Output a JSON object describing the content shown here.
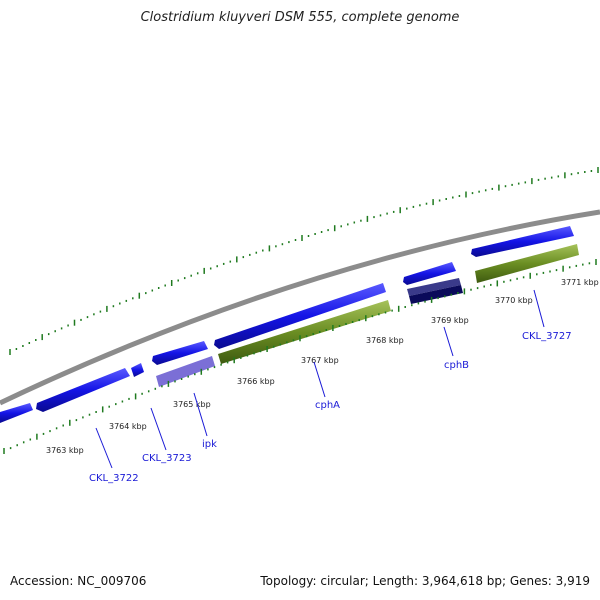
{
  "title": "Clostridium kluyveri DSM 555, complete genome",
  "footer": {
    "accession": "Accession: NC_009706",
    "summary": "Topology: circular; Length: 3,964,618 bp; Genes: 3,919"
  },
  "kbp_labels": [
    "3763 kbp",
    "3764 kbp",
    "3765 kbp",
    "3766 kbp",
    "3767 kbp",
    "3768 kbp",
    "3769 kbp",
    "3770 kbp",
    "3771 kbp"
  ],
  "gene_labels": [
    "CKL_3722",
    "CKL_3723",
    "ipk",
    "cphA",
    "cphB",
    "CKL_3727"
  ],
  "colors": {
    "backbone": "#8c8c8c",
    "cds_forward": "#1414e6",
    "cds_light": "#7b6fd6",
    "cds_dark": "#1c1c6e",
    "gc_bar": "#6b8e23",
    "tick": "#1f7a1f",
    "label": "#1a1ad6"
  }
}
■ ■ ■
> _Task brief_
What you return must match the records above exactly, minus any images.

> _Response to the exercise_
Output a JSON object describing the content shown here.
{
  "title": "Clostridium kluyveri DSM 555, complete genome",
  "footer": {
    "accession": "Accession: NC_009706",
    "summary": "Topology: circular; Length: 3,964,618 bp; Genes: 3,919"
  },
  "kbp_labels": [
    "3763 kbp",
    "3764 kbp",
    "3765 kbp",
    "3766 kbp",
    "3767 kbp",
    "3768 kbp",
    "3769 kbp",
    "3770 kbp",
    "3771 kbp"
  ],
  "gene_labels": [
    "CKL_3722",
    "CKL_3723",
    "ipk",
    "cphA",
    "cphB",
    "CKL_3727"
  ],
  "colors": {
    "backbone": "#8c8c8c",
    "cds_forward": "#1414e6",
    "cds_light": "#7b6fd6",
    "cds_dark": "#1c1c6e",
    "gc_bar": "#6b8e23",
    "tick": "#1f7a1f",
    "label": "#1a1ad6"
  }
}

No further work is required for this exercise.